(Page transcription entries)
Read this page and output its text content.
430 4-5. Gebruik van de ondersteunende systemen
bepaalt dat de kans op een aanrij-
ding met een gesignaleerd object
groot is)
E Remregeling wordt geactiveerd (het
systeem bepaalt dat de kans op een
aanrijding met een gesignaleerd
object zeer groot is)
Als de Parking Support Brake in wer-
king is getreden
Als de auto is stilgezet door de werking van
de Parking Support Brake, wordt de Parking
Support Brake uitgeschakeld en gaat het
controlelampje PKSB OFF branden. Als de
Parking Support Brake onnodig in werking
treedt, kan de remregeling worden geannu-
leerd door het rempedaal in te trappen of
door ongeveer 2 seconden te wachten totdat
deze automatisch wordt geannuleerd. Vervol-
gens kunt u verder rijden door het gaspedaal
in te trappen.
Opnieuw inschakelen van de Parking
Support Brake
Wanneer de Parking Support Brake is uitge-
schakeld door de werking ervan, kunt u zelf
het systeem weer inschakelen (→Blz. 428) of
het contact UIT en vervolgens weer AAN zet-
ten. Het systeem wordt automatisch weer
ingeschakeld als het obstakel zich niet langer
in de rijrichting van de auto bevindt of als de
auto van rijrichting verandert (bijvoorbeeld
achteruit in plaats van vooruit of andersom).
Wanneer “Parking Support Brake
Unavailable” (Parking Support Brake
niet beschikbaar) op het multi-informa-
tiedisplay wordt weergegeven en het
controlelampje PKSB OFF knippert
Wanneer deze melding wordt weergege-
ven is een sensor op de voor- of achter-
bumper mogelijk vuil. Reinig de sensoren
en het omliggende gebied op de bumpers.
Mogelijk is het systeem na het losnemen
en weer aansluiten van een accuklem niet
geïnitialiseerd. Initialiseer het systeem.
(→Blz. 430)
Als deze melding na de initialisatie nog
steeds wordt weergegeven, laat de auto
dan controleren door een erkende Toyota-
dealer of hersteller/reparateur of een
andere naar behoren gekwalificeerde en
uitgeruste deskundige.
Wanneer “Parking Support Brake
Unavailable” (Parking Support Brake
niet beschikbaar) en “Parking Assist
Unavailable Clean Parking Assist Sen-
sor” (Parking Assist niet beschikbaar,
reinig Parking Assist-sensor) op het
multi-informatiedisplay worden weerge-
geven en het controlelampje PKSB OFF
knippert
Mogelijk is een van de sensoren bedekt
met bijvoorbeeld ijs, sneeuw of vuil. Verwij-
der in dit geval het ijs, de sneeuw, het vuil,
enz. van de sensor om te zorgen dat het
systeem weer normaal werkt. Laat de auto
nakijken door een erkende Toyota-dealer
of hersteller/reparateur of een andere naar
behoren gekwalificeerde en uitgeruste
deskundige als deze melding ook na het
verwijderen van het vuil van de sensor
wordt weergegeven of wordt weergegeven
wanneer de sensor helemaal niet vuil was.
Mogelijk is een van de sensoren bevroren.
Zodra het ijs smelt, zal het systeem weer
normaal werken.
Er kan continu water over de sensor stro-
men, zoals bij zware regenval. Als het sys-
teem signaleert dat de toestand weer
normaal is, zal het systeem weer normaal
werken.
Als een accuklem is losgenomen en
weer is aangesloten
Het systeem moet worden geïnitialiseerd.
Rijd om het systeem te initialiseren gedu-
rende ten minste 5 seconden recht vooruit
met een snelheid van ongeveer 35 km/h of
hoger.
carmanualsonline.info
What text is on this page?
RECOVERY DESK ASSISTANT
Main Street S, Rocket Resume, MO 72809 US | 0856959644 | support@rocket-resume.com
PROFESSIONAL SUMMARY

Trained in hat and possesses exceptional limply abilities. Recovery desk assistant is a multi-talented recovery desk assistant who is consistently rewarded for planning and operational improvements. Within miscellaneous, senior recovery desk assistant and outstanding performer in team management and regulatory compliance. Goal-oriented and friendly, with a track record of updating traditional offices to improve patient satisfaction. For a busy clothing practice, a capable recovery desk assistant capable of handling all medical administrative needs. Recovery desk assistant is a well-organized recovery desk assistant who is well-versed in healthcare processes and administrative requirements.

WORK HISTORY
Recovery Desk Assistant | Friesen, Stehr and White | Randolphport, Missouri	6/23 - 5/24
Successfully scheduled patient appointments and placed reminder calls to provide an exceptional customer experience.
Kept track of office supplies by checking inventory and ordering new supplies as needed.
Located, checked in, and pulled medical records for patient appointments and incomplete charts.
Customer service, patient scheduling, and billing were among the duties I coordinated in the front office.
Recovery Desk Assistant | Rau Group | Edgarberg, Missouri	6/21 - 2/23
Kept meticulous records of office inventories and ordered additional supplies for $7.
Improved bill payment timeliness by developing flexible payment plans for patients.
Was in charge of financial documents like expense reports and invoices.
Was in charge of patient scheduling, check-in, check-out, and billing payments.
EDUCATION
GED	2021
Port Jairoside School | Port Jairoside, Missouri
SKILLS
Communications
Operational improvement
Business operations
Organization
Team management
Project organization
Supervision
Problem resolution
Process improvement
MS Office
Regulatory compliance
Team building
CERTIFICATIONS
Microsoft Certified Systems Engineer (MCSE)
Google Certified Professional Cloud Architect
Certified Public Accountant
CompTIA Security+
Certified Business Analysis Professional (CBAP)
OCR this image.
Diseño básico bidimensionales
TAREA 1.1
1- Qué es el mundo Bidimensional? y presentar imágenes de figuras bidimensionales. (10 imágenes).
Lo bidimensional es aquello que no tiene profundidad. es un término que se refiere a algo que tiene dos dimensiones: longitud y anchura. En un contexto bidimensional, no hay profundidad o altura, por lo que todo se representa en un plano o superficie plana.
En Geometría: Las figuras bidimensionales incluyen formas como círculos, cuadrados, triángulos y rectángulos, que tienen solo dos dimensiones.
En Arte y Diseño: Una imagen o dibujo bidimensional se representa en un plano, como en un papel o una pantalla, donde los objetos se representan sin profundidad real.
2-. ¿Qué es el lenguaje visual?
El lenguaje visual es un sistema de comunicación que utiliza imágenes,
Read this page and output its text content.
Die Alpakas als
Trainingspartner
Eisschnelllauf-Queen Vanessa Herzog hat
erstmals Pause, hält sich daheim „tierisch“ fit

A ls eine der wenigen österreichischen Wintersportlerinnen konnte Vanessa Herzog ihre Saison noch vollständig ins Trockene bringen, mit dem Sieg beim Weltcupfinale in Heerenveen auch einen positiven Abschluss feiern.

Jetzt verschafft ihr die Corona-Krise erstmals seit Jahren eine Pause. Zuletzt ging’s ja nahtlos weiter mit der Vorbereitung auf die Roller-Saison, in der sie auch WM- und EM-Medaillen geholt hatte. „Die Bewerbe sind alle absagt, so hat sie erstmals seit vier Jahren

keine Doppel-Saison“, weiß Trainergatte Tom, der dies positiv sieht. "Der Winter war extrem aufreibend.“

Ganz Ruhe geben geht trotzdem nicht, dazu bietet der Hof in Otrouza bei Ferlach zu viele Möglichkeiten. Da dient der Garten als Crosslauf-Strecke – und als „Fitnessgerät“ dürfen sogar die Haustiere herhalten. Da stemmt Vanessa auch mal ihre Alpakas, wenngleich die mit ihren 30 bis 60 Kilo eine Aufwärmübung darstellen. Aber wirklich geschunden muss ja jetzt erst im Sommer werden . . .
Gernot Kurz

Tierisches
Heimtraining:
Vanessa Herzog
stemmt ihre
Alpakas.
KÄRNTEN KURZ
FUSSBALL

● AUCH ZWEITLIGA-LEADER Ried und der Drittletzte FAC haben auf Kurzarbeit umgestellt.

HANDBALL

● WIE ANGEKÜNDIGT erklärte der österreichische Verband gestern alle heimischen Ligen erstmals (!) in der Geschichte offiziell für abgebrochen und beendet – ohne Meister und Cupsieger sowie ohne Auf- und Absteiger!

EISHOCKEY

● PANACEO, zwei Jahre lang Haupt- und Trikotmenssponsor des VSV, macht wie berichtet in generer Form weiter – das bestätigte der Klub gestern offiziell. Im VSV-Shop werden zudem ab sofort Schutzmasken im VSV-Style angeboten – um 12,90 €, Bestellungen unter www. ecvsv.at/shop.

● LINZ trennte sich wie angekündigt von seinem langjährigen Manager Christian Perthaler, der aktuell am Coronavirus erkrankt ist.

- What you will do -
Which lines in the records above include the word "Brake"? Copy them out.

- Exercise output -
Als de Parking Support Brake in wer-
de Parking Support Brake, wordt de Parking
Support Brake uitgeschakeld en gaat het
Parking Support Brake onnodig in werking
Support Brake
Wanneer de Parking Support Brake is uitge-
Wanneer “Parking Support Brake
Unavailable” (Parking Support Brake
Wanneer “Parking Support Brake
Unavailable” (Parking Support Brake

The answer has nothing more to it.